-- Working data start --

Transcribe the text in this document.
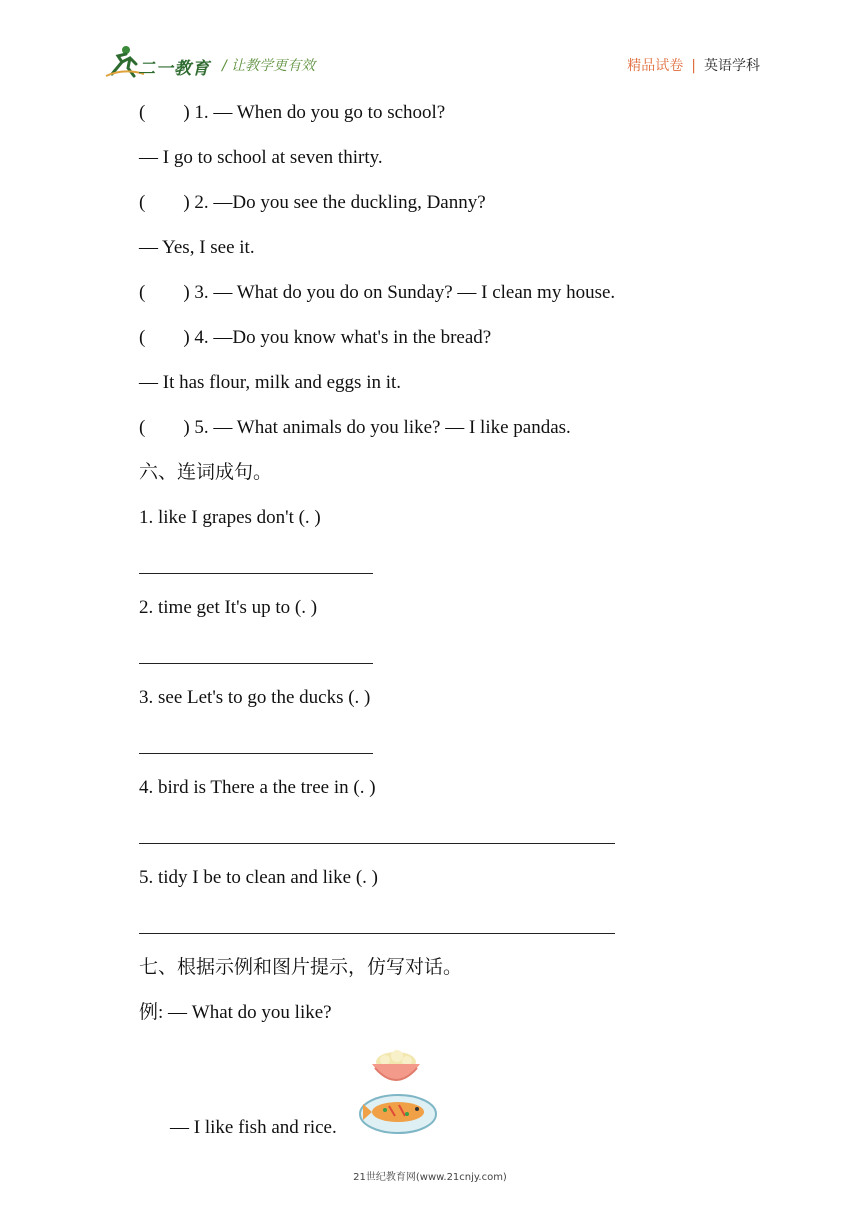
二一教育 / 让教学更有效	精品试卷 | 英语学科
(        ) 1. — When do you go to school?
— I go to school at seven thirty.
(        ) 2. —Do you see the duckling, Danny?
— Yes, I see it.
(        ) 3. — What do you do on Sunday? — I clean my house.
(        ) 4. —Do you know what's in the bread?
— It has flour, milk and eggs in it.
(        ) 5. — What animals do you like? — I like pandas.
六、连词成句。
1. like I grapes don't (. )
2. time get It's up to (. )
3. see Let's to go the ducks (. )
4. bird is There a the tree in (. )
5. tidy I be to clean and like (. )
七、根据示例和图片提示，仿写对话。
例: — What do you like?
— I like fish and rice.
21世纪教育网(www.21cnjy.com)
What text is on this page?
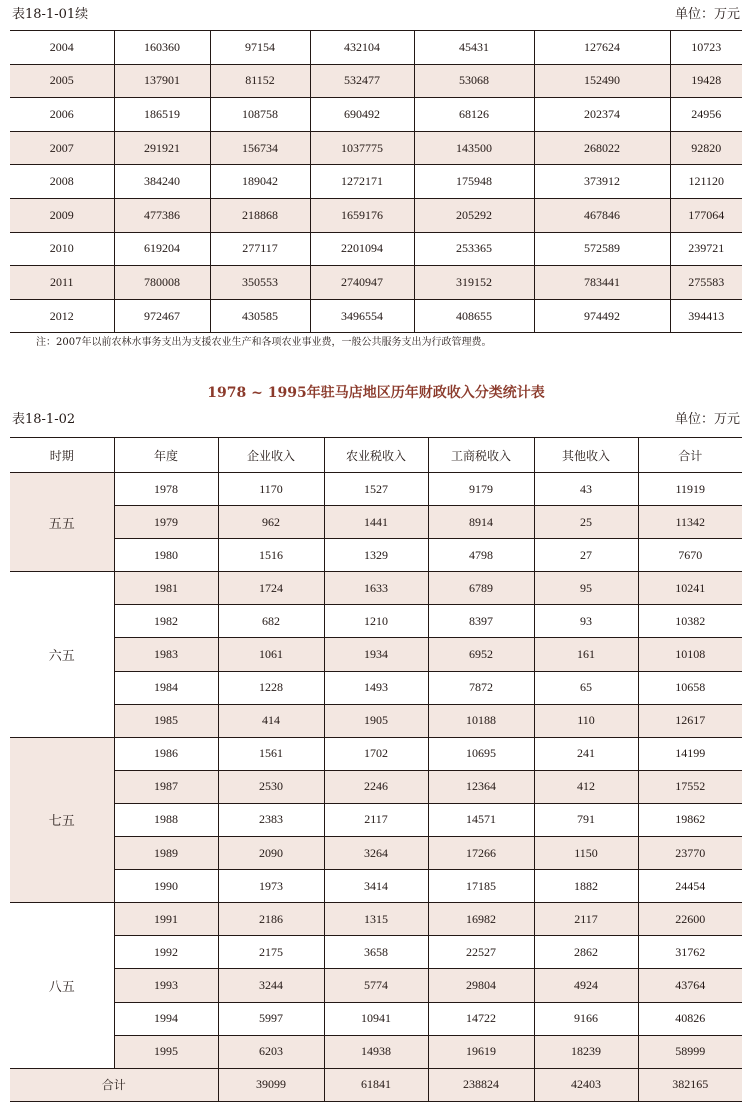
表18-1-01续	单位：万元
2004	160360	97154	432104	45431	127624	10723
2005	137901	81152	532477	53068	152490	19428
2006	186519	108758	690492	68126	202374	24956
2007	291921	156734	1037775	143500	268022	92820
2008	384240	189042	1272171	175948	373912	121120
2009	477386	218868	1659176	205292	467846	177064
2010	619204	277117	2201094	253365	572589	239721
2011	780008	350553	2740947	319152	783441	275583
2012	972467	430585	3496554	408655	974492	394413
注：2007年以前农林水事务支出为支援农业生产和各项农业事业费，一般公共服务支出为行政管理费。
1978 ~ 1995年驻马店地区历年财政收入分类统计表
表18-1-02	单位：万元
时期	年度	企业收入	农业税收入	工商税收入	其他收入	合计
五五	1978	1170	1527	9179	43	11919
	1979	962	1441	8914	25	11342
	1980	1516	1329	4798	27	7670
六五	1981	1724	1633	6789	95	10241
	1982	682	1210	8397	93	10382
	1983	1061	1934	6952	161	10108
	1984	1228	1493	7872	65	10658
	1985	414	1905	10188	110	12617
七五	1986	1561	1702	10695	241	14199
	1987	2530	2246	12364	412	17552
	1988	2383	2117	14571	791	19862
	1989	2090	3264	17266	1150	23770
	1990	1973	3414	17185	1882	24454
八五	1991	2186	1315	16982	2117	22600
	1992	2175	3658	22527	2862	31762
	1993	3244	5774	29804	4924	43764
	1994	5997	10941	14722	9166	40826
	1995	6203	14938	19619	18239	58999
合计		39099	61841	238824	42403	382165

-- Working data end --

> **Exercise objective**:
Reproduce every line exactly and omit all pictures.

> **Complete answer**:
Transcribe the text in this document.
二一教育 / 让教学更有效	精品试卷 | 英语学科
(        ) 1. — When do you go to school?
— I go to school at seven thirty.
(        ) 2. —Do you see the duckling, Danny?
— Yes, I see it.
(        ) 3. — What do you do on Sunday? — I clean my house.
(        ) 4. —Do you know what's in the bread?
— It has flour, milk and eggs in it.
(        ) 5. — What animals do you like? — I like pandas.
六、连词成句。
1. like I grapes don't (. )
2. time get It's up to (. )
3. see Let's to go the ducks (. )
4. bird is There a the tree in (. )
5. tidy I be to clean and like (. )
七、根据示例和图片提示，仿写对话。
例: — What do you like?
— I like fish and rice.
21世纪教育网(www.21cnjy.com)
What text is on this page?
表18-1-01续	单位：万元
2004	160360	97154	432104	45431	127624	10723
2005	137901	81152	532477	53068	152490	19428
2006	186519	108758	690492	68126	202374	24956
2007	291921	156734	1037775	143500	268022	92820
2008	384240	189042	1272171	175948	373912	121120
2009	477386	218868	1659176	205292	467846	177064
2010	619204	277117	2201094	253365	572589	239721
2011	780008	350553	2740947	319152	783441	275583
2012	972467	430585	3496554	408655	974492	394413
注：2007年以前农林水事务支出为支援农业生产和各项农业事业费，一般公共服务支出为行政管理费。
1978 ~ 1995年驻马店地区历年财政收入分类统计表
表18-1-02	单位：万元
时期	年度	企业收入	农业税收入	工商税收入	其他收入	合计
五五	1978	1170	1527	9179	43	11919
	1979	962	1441	8914	25	11342
	1980	1516	1329	4798	27	7670
六五	1981	1724	1633	6789	95	10241
	1982	682	1210	8397	93	10382
	1983	1061	1934	6952	161	10108
	1984	1228	1493	7872	65	10658
	1985	414	1905	10188	110	12617
七五	1986	1561	1702	10695	241	14199
	1987	2530	2246	12364	412	17552
	1988	2383	2117	14571	791	19862
	1989	2090	3264	17266	1150	23770
	1990	1973	3414	17185	1882	24454
八五	1991	2186	1315	16982	2117	22600
	1992	2175	3658	22527	2862	31762
	1993	3244	5774	29804	4924	43764
	1994	5997	10941	14722	9166	40826
	1995	6203	14938	19619	18239	58999
合计		39099	61841	238824	42403	382165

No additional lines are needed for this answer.